**Directions for this task:**
Go through the data below and gather each line containing "aurochs".

**Records for this task:**
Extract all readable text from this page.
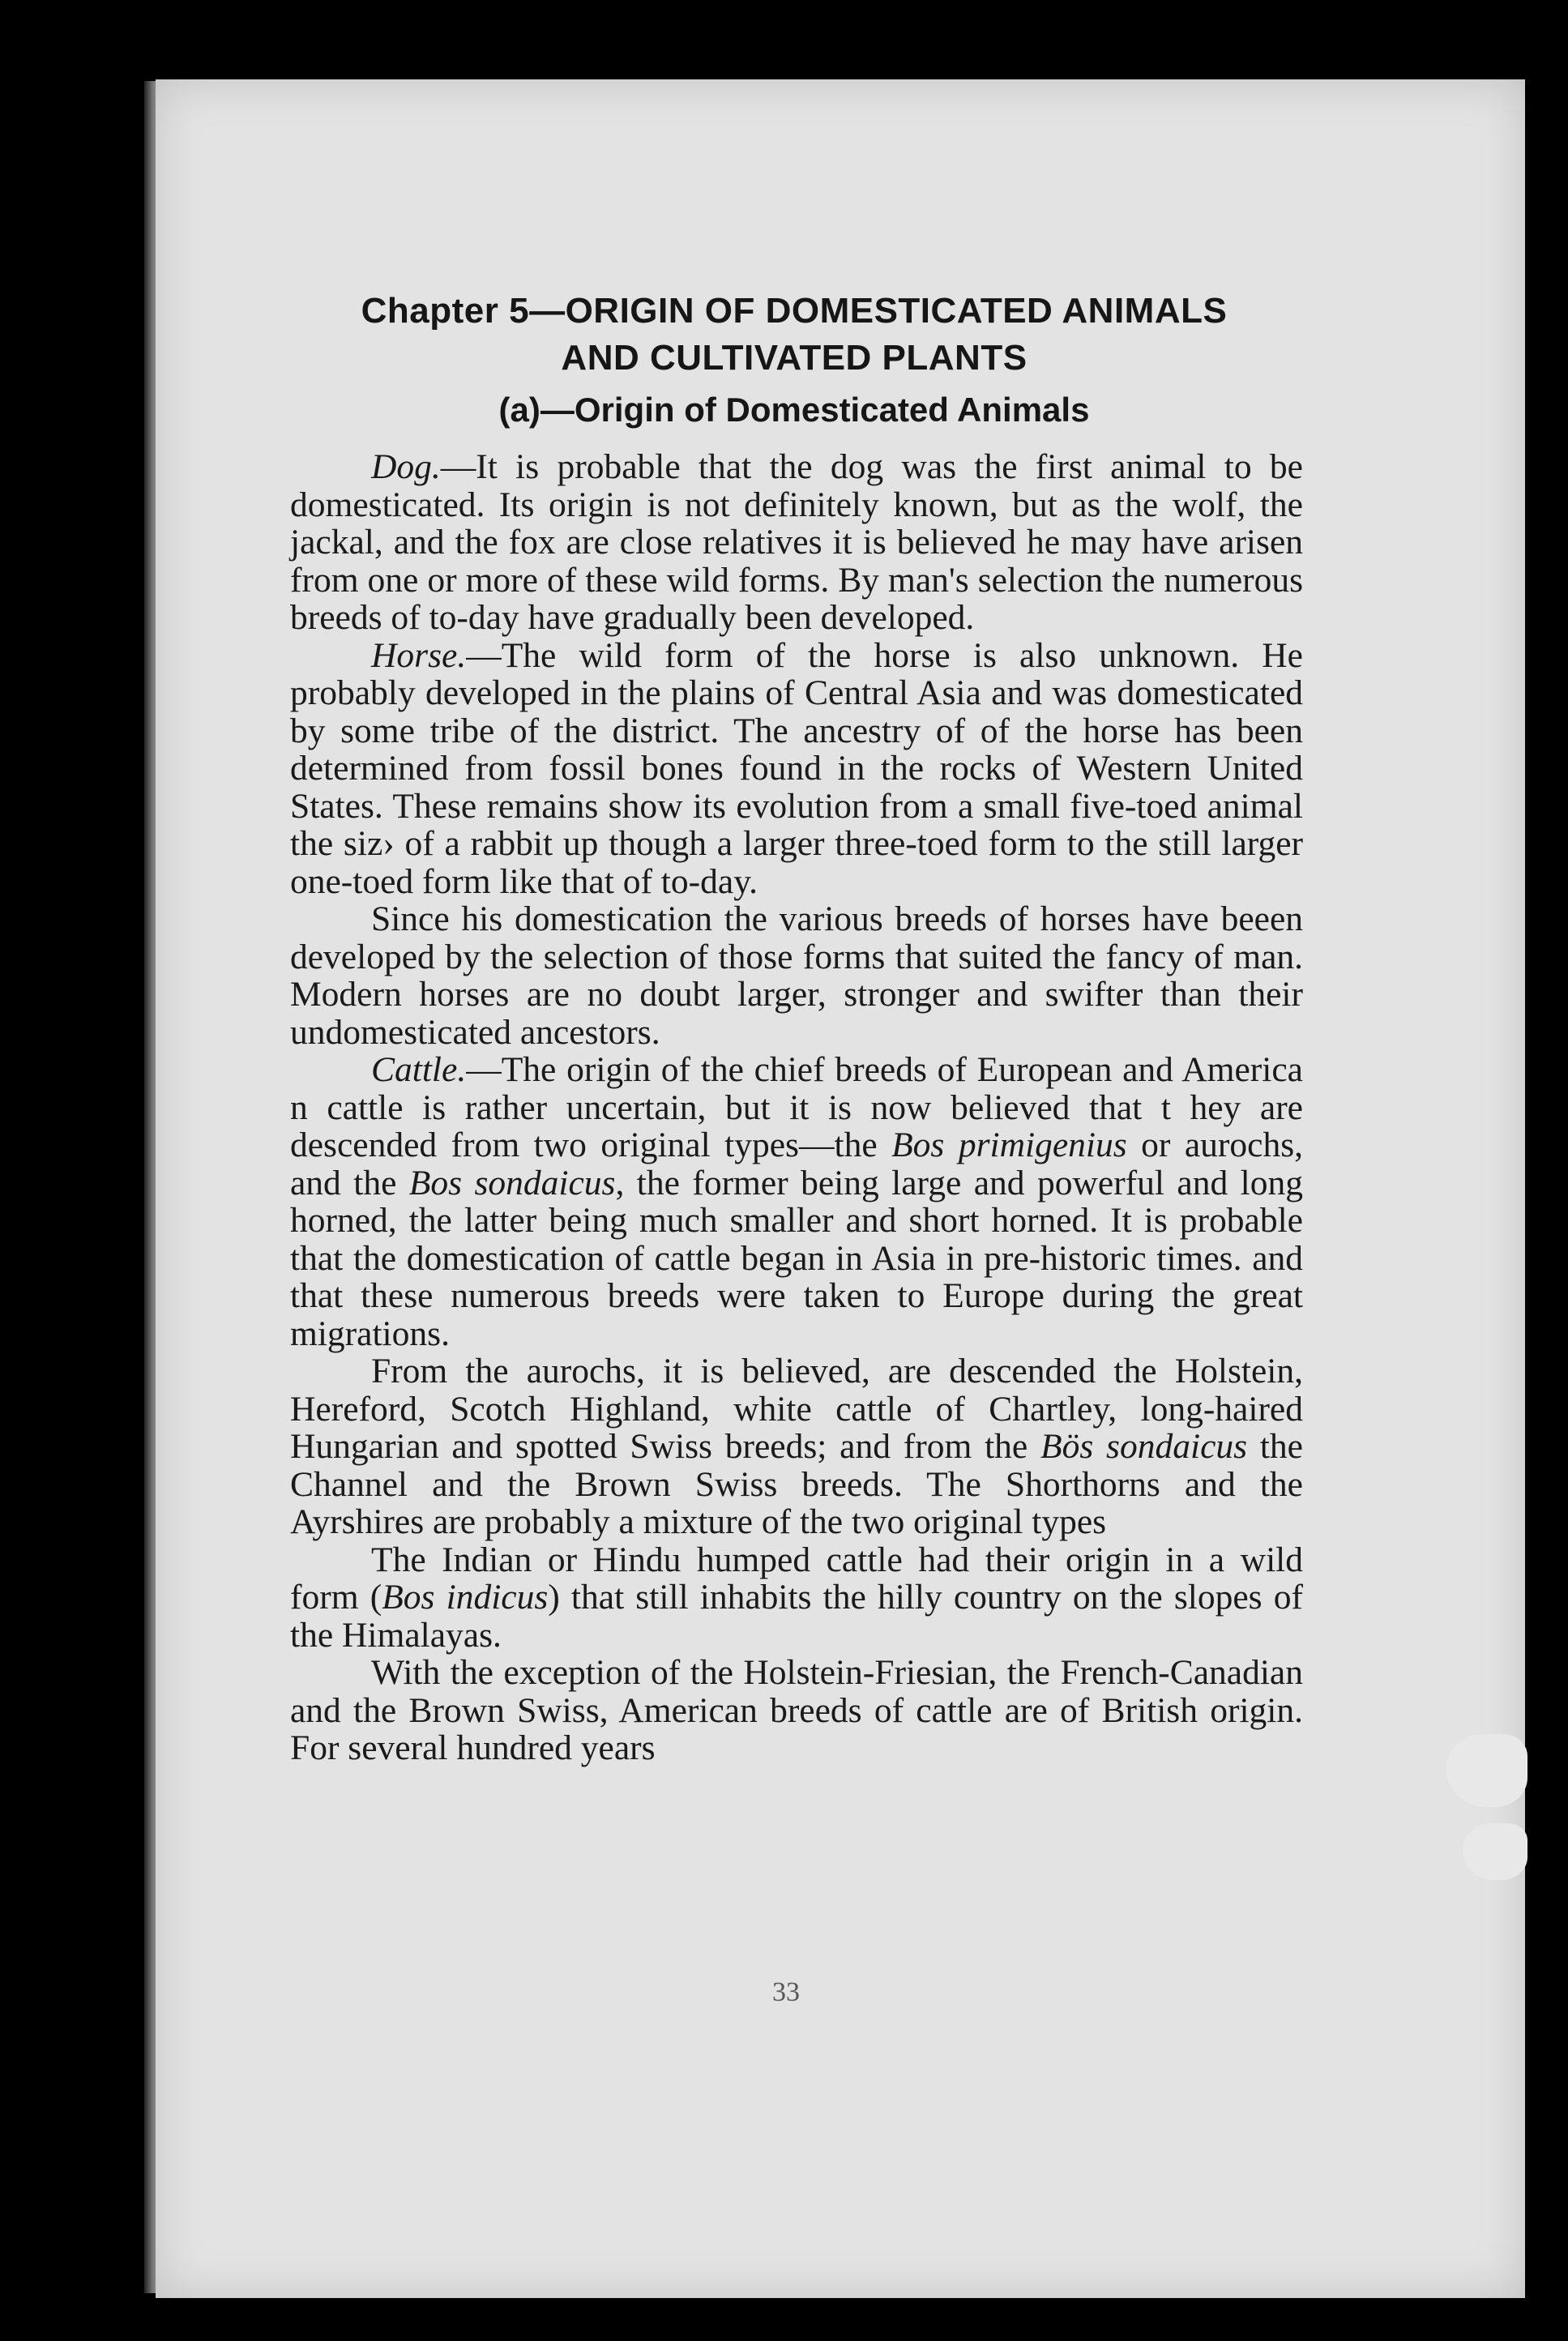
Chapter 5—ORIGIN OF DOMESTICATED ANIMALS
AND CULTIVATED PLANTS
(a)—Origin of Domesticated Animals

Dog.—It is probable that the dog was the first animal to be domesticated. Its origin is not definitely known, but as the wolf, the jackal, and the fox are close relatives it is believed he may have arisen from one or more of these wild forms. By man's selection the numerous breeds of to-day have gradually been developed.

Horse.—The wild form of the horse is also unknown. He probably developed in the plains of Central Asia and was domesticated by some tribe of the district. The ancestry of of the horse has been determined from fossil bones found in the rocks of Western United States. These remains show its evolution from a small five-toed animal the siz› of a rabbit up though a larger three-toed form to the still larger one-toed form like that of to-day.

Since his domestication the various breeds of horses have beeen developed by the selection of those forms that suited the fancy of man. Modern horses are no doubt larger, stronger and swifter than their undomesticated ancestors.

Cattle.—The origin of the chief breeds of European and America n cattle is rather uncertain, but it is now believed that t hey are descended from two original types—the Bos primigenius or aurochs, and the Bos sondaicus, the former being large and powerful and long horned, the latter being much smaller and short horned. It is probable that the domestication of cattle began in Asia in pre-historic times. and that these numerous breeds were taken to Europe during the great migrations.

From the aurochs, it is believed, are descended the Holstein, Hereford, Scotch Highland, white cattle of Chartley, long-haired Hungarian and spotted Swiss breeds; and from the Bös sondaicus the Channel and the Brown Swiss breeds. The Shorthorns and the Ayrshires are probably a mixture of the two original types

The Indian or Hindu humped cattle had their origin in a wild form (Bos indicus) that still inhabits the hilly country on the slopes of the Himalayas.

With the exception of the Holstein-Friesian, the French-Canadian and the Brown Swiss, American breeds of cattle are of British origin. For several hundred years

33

**Result:**
Cattle.—The origin of the chief breeds of European and America n cattle is rather uncertain, but it is now believed that t hey are descended from two original types—the Bos primigenius or aurochs, and the Bos sondaicus, the former being large and powerful and long horned, the latter being much smaller and short horned. It is probable that the domestication of cattle began in Asia in pre-historic times. and that these numerous breeds were taken to Europe during the great migrations.
From the aurochs, it is believed, are descended the Holstein, Hereford, Scotch Highland, white cattle of Chartley, long-haired Hungarian and spotted Swiss breeds; and from the Bös sondaicus the Channel and the Brown Swiss breeds. The Shorthorns and the Ayrshires are probably a mixture of the two original types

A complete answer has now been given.